◆ **ОПИСАНИЕ ЗАДАНИЯ**
Подхватите текст о свойствах сакрального и продолжите его сразу после последнего предложения.

◆ **ВЫБРАННЫЙ ТЕКСТ**
# # #

1. Амбивалентность, то есть способность нести как благо, так и опасность, что и определяет особое, трепетно-тревожное к нему отношение64. Именно амбивалентность является главным качеством любого нуминозного опыта – ощущения вызова, чреватого как благом, так и опасностью (эросом и танатосом), порождая творческую, или катарсическую трансформацию переживающего этот вызов (а такое переживание уже есть ответ).

2. Волюнтаризм. Сакральное в своих проявлениях действует вопреки привычным природным законам, чем утверждает себя как трансцендентная сила. Именно так поступает и культура, подражая сакральному. Если природа, по сути, циклична, то всё выпадающее из циклической картины, аномальное, воспринимается как знак сакрального. Впрочем, о трансцендентности сакрального можно говорить условно, поскольку хаос, из которого сотворен мир, потенциально заложен в вещах мира, не может быть изжит и изъят из них вполне. Беззаконность сакрального (а она сопряжена с амбивалентностью, поскольку закон сакрального не добр и не зол для этого мира, живущего по установленным во «время творения» циклическим законам) определена его отношением к мифическому времени-пространству, откуда оно берет творящую силу. Культуру (сакрализованное) мы знаем как единственное сверхъестественное явление. Но она, как видим, задается актуальными проявлениями бытия, которые могут прочитываться как сверхъестественные, не отвечающие законам природы, определяющим повторяемость событий. Открытие сверхъестественного в окружающем мире стало причиной создание сверхъестественного ответа ему в виде культуры.

# # #

◆ **ДАННЫЕ**
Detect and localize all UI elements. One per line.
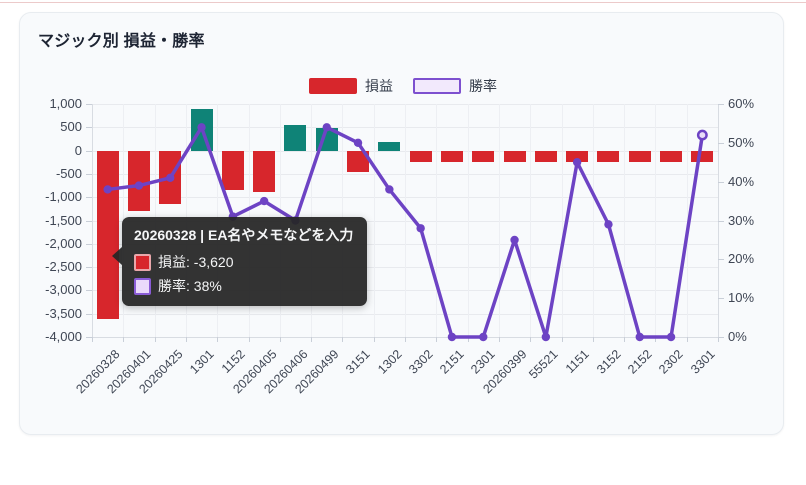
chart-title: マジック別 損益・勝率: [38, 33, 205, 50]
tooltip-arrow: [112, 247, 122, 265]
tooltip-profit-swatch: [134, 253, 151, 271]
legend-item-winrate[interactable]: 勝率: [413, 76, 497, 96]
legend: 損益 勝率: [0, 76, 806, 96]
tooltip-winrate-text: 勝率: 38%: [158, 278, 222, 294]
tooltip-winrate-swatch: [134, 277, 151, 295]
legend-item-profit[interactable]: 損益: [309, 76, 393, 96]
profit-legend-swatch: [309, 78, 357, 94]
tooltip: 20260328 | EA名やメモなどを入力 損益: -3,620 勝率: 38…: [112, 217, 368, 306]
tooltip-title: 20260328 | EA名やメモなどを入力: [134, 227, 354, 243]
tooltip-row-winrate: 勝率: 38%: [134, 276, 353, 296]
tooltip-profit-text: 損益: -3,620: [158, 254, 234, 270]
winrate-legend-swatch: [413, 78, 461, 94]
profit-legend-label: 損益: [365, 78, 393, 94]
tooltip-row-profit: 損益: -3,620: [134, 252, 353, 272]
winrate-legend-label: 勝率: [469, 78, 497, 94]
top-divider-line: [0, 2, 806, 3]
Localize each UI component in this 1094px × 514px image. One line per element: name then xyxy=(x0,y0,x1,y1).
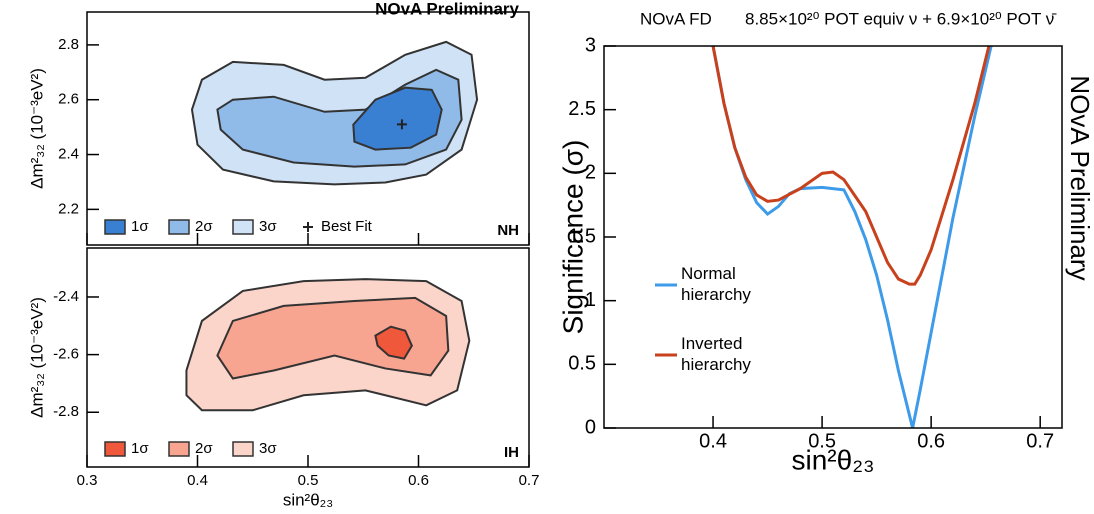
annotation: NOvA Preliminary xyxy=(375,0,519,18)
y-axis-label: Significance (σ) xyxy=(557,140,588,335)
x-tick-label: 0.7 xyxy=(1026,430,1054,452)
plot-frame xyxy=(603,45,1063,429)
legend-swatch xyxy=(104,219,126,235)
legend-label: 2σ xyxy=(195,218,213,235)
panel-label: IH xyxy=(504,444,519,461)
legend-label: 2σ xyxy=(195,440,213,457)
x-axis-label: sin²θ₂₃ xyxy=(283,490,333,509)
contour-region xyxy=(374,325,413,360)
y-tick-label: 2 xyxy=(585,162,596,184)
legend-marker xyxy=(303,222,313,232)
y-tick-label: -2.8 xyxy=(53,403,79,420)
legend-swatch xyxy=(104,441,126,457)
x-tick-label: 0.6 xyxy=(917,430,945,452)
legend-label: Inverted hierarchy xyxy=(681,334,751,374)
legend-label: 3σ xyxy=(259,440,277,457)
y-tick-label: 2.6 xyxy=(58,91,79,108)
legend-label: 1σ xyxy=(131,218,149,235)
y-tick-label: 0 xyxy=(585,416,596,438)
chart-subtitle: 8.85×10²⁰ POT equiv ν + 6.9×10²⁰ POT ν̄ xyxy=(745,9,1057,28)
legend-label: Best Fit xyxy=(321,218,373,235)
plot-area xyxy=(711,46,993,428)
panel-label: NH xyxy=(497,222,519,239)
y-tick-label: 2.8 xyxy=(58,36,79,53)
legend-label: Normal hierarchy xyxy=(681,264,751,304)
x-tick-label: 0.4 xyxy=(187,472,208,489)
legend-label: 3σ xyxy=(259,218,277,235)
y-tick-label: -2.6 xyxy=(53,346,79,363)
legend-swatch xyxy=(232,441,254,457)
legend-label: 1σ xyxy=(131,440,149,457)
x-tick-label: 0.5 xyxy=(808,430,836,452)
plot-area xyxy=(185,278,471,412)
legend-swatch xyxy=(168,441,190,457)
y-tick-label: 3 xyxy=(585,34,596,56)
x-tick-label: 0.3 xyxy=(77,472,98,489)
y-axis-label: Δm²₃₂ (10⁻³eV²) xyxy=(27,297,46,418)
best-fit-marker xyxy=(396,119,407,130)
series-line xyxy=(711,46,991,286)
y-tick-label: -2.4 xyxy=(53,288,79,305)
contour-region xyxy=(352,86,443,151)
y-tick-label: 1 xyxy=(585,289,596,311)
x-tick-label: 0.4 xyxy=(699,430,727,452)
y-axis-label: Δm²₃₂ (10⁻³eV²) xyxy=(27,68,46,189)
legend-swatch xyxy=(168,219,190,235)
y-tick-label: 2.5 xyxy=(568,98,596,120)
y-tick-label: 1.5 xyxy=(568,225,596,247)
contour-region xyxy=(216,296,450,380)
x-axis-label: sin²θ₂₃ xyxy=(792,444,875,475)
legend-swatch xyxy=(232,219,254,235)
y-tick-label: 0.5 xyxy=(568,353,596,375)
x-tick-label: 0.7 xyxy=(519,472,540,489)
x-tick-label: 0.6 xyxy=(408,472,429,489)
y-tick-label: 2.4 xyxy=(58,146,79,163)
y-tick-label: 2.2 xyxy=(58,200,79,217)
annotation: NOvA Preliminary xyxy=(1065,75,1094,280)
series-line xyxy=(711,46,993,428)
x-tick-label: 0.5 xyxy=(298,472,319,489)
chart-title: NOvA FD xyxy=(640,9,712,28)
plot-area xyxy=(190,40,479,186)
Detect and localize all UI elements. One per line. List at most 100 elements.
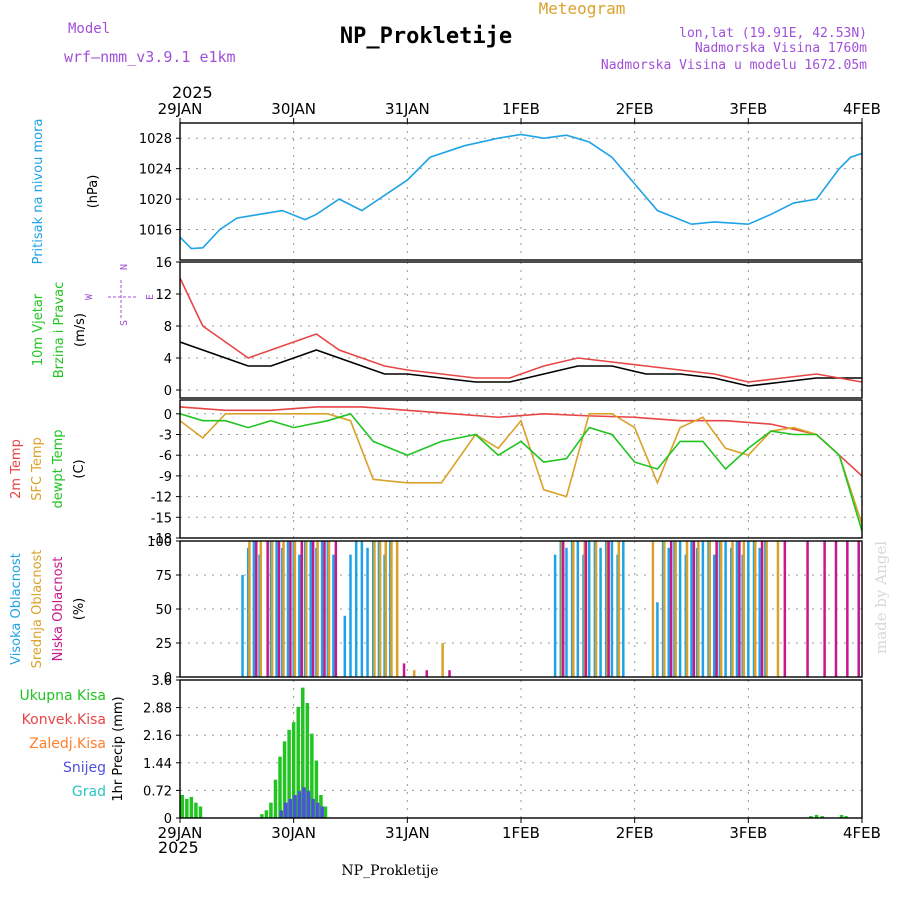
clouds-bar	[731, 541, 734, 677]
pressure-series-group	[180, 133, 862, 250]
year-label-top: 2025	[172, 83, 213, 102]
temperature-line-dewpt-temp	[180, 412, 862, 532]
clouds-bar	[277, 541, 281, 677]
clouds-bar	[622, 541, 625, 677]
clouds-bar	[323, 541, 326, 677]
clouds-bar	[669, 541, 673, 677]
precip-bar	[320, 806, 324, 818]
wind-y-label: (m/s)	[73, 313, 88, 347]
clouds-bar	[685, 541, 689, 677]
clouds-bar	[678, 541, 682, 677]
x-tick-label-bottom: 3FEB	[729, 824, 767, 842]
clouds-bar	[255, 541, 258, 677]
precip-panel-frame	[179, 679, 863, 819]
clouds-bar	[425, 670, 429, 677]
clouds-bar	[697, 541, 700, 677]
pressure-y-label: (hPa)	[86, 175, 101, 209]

# # #

◆ **ИТОГОВЫЙ РЕЗУЛЬТАТ**
3. Полиморфизм. Ярким примером сакрального в этом смысле служит «гротескное тело», описываемое М. М. Бахтиным: «…неготовое и открытое тело это (умирающее-рождающее-рождаемое) не отделено от мира четкими границами: оно смешано с миром, смешано с животным, смешано с вещами. Оно космично, оно представляет весь материально-телесный мир во всех его элементах…»65. Полиморфным архетипом сакрального может выступать лабиринт – символ сверхсложного хаоса, следуя которому, можно достичь удачи, но логику которого постигают только интуитивно66 (см. Сакральное, мистическое и магическое). «В кетских «священных местах» обращают на себя внимание поражающие размерами и причудливостью форм деревья – чаще всего лиственницы, реже кедры или ивы. Считалось, что деревья именно этих пород начали свою жизнь «во времена первых людей»67. Идея полиморфизма объединяет такие, казалось бы, разнородные явления как многоглавые драконы, триединый бог христиан, индуистская троица-тримурти, греческие хтонические персонажи Химера, Тифон и т. п. Культурные ответы сакральному также часто строились на принципе «гротескного тела». Таковы тучные женские фигурки «палеолитических венер» (часто подчеркнуто лишенные лиц), ритуальные скульптуры и маски североамериканских индейцев и народов западной Африки, детали шаманских костюмов Сибири. Все эти факты сакрального искусства (а традиционное искусство всегда является сакральным) несут идею связи миров людей, зверей и духов, перетекания одного в другое, единства форм жизни.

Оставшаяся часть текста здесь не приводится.